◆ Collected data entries
◆ ◆ ◆

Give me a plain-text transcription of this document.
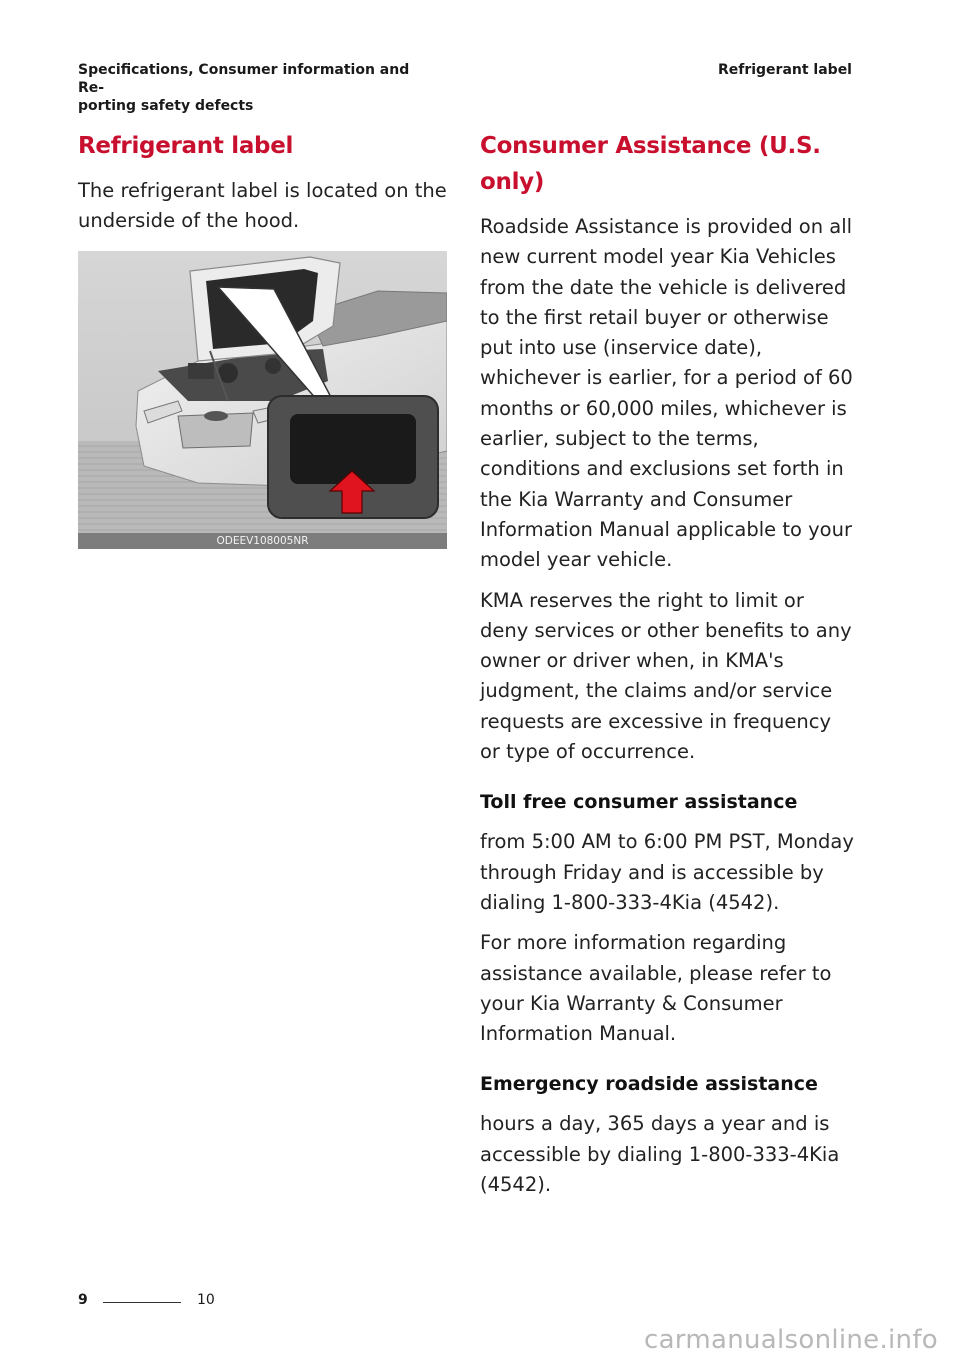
Specifications, Consumer information and Re-
porting safety defects
Refrigerant label
Refrigerant label

The refrigerant label is located on the underside of the hood.

ODEEV108005NR
Consumer Assistance (U.S. only)

Roadside Assistance is provided on all new current model year Kia Vehicles from the date the vehicle is delivered to the first retail buyer or otherwise put into use (inservice date), whichever is earlier, for a period of 60 months or 60,000 miles, whichever is earlier, subject to the terms, conditions and exclusions set forth in the Kia Warranty and Consumer Information Manual applicable to your model year vehicle.

KMA reserves the right to limit or deny services or other benefits to any owner or driver when, in KMA's judgment, the claims and/or service requests are excessive in frequency or type of occurrence.

Toll free consumer assistance

from 5:00 AM to 6:00 PM PST, Monday through Friday and is accessible by dialing 1-800-333-4Kia (4542).

For more information regarding assistance available, please refer to your Kia Warranty & Consumer Information Manual.

Emergency roadside assistance

hours a day, 365 days a year and is accessible by dialing 1-800-333-4Kia (4542).

9	10
carmanualsonline.info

◆ ◆ ◆

◆ What you should do
Go through the listing above and list every line that has the word "Warranty".

◆ The answer
Roadside Assistance is provided on all new current model year Kia Vehicles from the date the vehicle is delivered to the first retail buyer or otherwise put into use (inservice date), whichever is earlier, for a period of 60 months or 60,000 miles, whichever is earlier, subject to the terms, conditions and exclusions set forth in the Kia Warranty and Consumer Information Manual applicable to your model year vehicle.
For more information regarding assistance available, please refer to your Kia Warranty & Consumer Information Manual.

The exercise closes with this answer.